**** Provided information
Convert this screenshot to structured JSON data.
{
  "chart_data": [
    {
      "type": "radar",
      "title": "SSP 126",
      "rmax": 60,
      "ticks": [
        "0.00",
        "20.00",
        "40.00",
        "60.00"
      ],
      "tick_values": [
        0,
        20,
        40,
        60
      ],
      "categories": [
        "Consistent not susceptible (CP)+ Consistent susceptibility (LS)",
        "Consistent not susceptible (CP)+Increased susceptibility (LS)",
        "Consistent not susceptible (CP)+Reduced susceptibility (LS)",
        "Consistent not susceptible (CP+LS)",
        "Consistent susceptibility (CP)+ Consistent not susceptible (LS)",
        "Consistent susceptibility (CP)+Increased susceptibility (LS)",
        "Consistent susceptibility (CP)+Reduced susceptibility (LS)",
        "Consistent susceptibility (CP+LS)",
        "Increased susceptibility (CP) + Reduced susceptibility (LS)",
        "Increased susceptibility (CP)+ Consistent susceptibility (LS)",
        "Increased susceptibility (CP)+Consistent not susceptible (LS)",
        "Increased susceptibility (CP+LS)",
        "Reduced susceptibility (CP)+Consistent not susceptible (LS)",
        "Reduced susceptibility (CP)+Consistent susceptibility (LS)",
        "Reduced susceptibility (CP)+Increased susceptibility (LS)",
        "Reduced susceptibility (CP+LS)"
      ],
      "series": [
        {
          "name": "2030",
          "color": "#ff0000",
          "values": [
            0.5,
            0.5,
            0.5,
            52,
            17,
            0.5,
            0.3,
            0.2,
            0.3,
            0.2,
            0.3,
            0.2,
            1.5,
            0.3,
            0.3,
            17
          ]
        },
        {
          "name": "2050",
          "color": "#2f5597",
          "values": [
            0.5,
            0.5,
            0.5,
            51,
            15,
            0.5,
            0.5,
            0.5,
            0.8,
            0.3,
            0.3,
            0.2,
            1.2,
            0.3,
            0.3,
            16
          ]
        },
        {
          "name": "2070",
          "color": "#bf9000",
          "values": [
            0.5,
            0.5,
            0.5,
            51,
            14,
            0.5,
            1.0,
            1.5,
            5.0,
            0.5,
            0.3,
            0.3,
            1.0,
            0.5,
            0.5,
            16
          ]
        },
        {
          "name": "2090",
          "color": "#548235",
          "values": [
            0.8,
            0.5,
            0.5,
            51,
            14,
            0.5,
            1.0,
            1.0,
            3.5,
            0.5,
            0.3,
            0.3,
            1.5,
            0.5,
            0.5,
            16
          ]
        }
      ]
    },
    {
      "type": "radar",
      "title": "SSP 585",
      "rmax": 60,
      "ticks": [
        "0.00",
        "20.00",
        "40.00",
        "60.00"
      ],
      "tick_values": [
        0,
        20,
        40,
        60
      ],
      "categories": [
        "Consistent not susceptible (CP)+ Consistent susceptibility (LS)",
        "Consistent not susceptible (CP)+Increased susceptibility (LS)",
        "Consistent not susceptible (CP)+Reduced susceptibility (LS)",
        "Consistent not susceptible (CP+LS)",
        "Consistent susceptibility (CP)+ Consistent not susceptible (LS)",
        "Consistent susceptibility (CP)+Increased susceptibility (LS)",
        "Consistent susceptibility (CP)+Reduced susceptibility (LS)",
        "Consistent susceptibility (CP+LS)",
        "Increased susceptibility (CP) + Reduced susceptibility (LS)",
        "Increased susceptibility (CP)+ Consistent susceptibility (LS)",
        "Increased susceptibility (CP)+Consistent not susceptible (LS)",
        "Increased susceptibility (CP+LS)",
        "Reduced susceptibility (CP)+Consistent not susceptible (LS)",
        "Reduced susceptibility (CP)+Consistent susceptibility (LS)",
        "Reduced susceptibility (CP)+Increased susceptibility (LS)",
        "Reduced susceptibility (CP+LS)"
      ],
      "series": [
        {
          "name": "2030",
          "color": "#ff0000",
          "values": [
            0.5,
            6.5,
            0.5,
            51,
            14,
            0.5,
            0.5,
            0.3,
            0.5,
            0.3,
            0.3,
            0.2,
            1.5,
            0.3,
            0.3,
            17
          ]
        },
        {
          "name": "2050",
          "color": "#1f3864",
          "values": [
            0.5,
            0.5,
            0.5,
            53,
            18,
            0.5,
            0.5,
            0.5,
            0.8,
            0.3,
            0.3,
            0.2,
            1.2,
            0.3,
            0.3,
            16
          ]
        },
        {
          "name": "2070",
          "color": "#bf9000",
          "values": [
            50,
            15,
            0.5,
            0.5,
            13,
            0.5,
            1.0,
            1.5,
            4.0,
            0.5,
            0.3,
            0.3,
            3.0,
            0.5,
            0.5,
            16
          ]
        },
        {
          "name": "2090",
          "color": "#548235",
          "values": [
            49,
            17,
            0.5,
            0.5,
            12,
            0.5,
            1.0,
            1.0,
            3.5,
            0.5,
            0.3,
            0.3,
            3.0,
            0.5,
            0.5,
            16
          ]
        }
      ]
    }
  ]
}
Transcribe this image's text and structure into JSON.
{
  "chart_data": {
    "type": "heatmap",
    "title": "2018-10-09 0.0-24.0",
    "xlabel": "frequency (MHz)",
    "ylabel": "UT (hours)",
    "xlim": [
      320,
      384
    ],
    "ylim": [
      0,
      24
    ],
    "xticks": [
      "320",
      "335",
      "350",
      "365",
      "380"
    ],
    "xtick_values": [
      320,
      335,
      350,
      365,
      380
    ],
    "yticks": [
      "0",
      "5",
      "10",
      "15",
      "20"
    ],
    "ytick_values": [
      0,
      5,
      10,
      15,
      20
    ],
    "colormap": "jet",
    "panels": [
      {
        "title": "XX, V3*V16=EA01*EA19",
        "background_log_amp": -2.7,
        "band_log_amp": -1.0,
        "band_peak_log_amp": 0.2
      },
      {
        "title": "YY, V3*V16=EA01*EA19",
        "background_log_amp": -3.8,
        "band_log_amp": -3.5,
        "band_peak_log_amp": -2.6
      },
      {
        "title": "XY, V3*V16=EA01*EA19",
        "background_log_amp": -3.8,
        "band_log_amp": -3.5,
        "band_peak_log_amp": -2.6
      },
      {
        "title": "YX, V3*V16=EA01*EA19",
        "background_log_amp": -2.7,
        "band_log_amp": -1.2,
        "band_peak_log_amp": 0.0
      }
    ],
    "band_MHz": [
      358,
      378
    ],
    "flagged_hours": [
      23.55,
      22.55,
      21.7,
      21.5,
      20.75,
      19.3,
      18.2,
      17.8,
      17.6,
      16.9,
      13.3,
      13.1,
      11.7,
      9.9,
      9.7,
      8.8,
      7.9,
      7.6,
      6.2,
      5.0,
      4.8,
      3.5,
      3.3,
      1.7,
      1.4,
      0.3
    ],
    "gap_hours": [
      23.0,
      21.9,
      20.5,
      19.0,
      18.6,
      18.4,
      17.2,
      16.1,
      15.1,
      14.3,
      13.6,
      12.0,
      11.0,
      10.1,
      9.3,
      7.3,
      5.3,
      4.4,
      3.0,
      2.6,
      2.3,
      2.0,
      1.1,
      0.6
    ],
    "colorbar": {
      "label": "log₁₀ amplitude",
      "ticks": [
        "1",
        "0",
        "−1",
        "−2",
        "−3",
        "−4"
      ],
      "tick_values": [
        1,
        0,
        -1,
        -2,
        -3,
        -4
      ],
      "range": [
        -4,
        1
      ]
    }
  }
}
********
Set exercise –
Repeat each record in full; every line must match exactly.

Answer –
Convert this screenshot to structured JSON data.
{
  "chart_data": [
    {
      "type": "radar",
      "title": "SSP 126",
      "rmax": 60,
      "ticks": [
        "0.00",
        "20.00",
        "40.00",
        "60.00"
      ],
      "tick_values": [
        0,
        20,
        40,
        60
      ],
      "categories": [
        "Consistent not susceptible (CP)+ Consistent susceptibility (LS)",
        "Consistent not susceptible (CP)+Increased susceptibility (LS)",
        "Consistent not susceptible (CP)+Reduced susceptibility (LS)",
        "Consistent not susceptible (CP+LS)",
        "Consistent susceptibility (CP)+ Consistent not susceptible (LS)",
        "Consistent susceptibility (CP)+Increased susceptibility (LS)",
        "Consistent susceptibility (CP)+Reduced susceptibility (LS)",
        "Consistent susceptibility (CP+LS)",
        "Increased susceptibility (CP) + Reduced susceptibility (LS)",
        "Increased susceptibility (CP)+ Consistent susceptibility (LS)",
        "Increased susceptibility (CP)+Consistent not susceptible (LS)",
        "Increased susceptibility (CP+LS)",
        "Reduced susceptibility (CP)+Consistent not susceptible (LS)",
        "Reduced susceptibility (CP)+Consistent susceptibility (LS)",
        "Reduced susceptibility (CP)+Increased susceptibility (LS)",
        "Reduced susceptibility (CP+LS)"
      ],
      "series": [
        {
          "name": "2030",
          "color": "#ff0000",
          "values": [
            0.5,
            0.5,
            0.5,
            52,
            17,
            0.5,
            0.3,
            0.2,
            0.3,
            0.2,
            0.3,
            0.2,
            1.5,
            0.3,
            0.3,
            17
          ]
        },
        {
          "name": "2050",
          "color": "#2f5597",
          "values": [
            0.5,
            0.5,
            0.5,
            51,
            15,
            0.5,
            0.5,
            0.5,
            0.8,
            0.3,
            0.3,
            0.2,
            1.2,
            0.3,
            0.3,
            16
          ]
        },
        {
          "name": "2070",
          "color": "#bf9000",
          "values": [
            0.5,
            0.5,
            0.5,
            51,
            14,
            0.5,
            1.0,
            1.5,
            5.0,
            0.5,
            0.3,
            0.3,
            1.0,
            0.5,
            0.5,
            16
          ]
        },
        {
          "name": "2090",
          "color": "#548235",
          "values": [
            0.8,
            0.5,
            0.5,
            51,
            14,
            0.5,
            1.0,
            1.0,
            3.5,
            0.5,
            0.3,
            0.3,
            1.5,
            0.5,
            0.5,
            16
          ]
        }
      ]
    },
    {
      "type": "radar",
      "title": "SSP 585",
      "rmax": 60,
      "ticks": [
        "0.00",
        "20.00",
        "40.00",
        "60.00"
      ],
      "tick_values": [
        0,
        20,
        40,
        60
      ],
      "categories": [
        "Consistent not susceptible (CP)+ Consistent susceptibility (LS)",
        "Consistent not susceptible (CP)+Increased susceptibility (LS)",
        "Consistent not susceptible (CP)+Reduced susceptibility (LS)",
        "Consistent not susceptible (CP+LS)",
        "Consistent susceptibility (CP)+ Consistent not susceptible (LS)",
        "Consistent susceptibility (CP)+Increased susceptibility (LS)",
        "Consistent susceptibility (CP)+Reduced susceptibility (LS)",
        "Consistent susceptibility (CP+LS)",
        "Increased susceptibility (CP) + Reduced susceptibility (LS)",
        "Increased susceptibility (CP)+ Consistent susceptibility (LS)",
        "Increased susceptibility (CP)+Consistent not susceptible (LS)",
        "Increased susceptibility (CP+LS)",
        "Reduced susceptibility (CP)+Consistent not susceptible (LS)",
        "Reduced susceptibility (CP)+Consistent susceptibility (LS)",
        "Reduced susceptibility (CP)+Increased susceptibility (LS)",
        "Reduced susceptibility (CP+LS)"
      ],
      "series": [
        {
          "name": "2030",
          "color": "#ff0000",
          "values": [
            0.5,
            6.5,
            0.5,
            51,
            14,
            0.5,
            0.5,
            0.3,
            0.5,
            0.3,
            0.3,
            0.2,
            1.5,
            0.3,
            0.3,
            17
          ]
        },
        {
          "name": "2050",
          "color": "#1f3864",
          "values": [
            0.5,
            0.5,
            0.5,
            53,
            18,
            0.5,
            0.5,
            0.5,
            0.8,
            0.3,
            0.3,
            0.2,
            1.2,
            0.3,
            0.3,
            16
          ]
        },
        {
          "name": "2070",
          "color": "#bf9000",
          "values": [
            50,
            15,
            0.5,
            0.5,
            13,
            0.5,
            1.0,
            1.5,
            4.0,
            0.5,
            0.3,
            0.3,
            3.0,
            0.5,
            0.5,
            16
          ]
        },
        {
          "name": "2090",
          "color": "#548235",
          "values": [
            49,
            17,
            0.5,
            0.5,
            12,
            0.5,
            1.0,
            1.0,
            3.5,
            0.5,
            0.3,
            0.3,
            3.0,
            0.5,
            0.5,
            16
          ]
        }
      ]
    }
  ]
}
Transcribe this image's text and structure into JSON.
{
  "chart_data": {
    "type": "heatmap",
    "title": "2018-10-09 0.0-24.0",
    "xlabel": "frequency (MHz)",
    "ylabel": "UT (hours)",
    "xlim": [
      320,
      384
    ],
    "ylim": [
      0,
      24
    ],
    "xticks": [
      "320",
      "335",
      "350",
      "365",
      "380"
    ],
    "xtick_values": [
      320,
      335,
      350,
      365,
      380
    ],
    "yticks": [
      "0",
      "5",
      "10",
      "15",
      "20"
    ],
    "ytick_values": [
      0,
      5,
      10,
      15,
      20
    ],
    "colormap": "jet",
    "panels": [
      {
        "title": "XX, V3*V16=EA01*EA19",
        "background_log_amp": -2.7,
        "band_log_amp": -1.0,
        "band_peak_log_amp": 0.2
      },
      {
        "title": "YY, V3*V16=EA01*EA19",
        "background_log_amp": -3.8,
        "band_log_amp": -3.5,
        "band_peak_log_amp": -2.6
      },
      {
        "title": "XY, V3*V16=EA01*EA19",
        "background_log_amp": -3.8,
        "band_log_amp": -3.5,
        "band_peak_log_amp": -2.6
      },
      {
        "title": "YX, V3*V16=EA01*EA19",
        "background_log_amp": -2.7,
        "band_log_amp": -1.2,
        "band_peak_log_amp": 0.0
      }
    ],
    "band_MHz": [
      358,
      378
    ],
    "flagged_hours": [
      23.55,
      22.55,
      21.7,
      21.5,
      20.75,
      19.3,
      18.2,
      17.8,
      17.6,
      16.9,
      13.3,
      13.1,
      11.7,
      9.9,
      9.7,
      8.8,
      7.9,
      7.6,
      6.2,
      5.0,
      4.8,
      3.5,
      3.3,
      1.7,
      1.4,
      0.3
    ],
    "gap_hours": [
      23.0,
      21.9,
      20.5,
      19.0,
      18.6,
      18.4,
      17.2,
      16.1,
      15.1,
      14.3,
      13.6,
      12.0,
      11.0,
      10.1,
      9.3,
      7.3,
      5.3,
      4.4,
      3.0,
      2.6,
      2.3,
      2.0,
      1.1,
      0.6
    ],
    "colorbar": {
      "label": "log₁₀ amplitude",
      "ticks": [
        "1",
        "0",
        "−1",
        "−2",
        "−3",
        "−4"
      ],
      "tick_values": [
        1,
        0,
        -1,
        -2,
        -3,
        -4
      ],
      "range": [
        -4,
        1
      ]
    }
  }
}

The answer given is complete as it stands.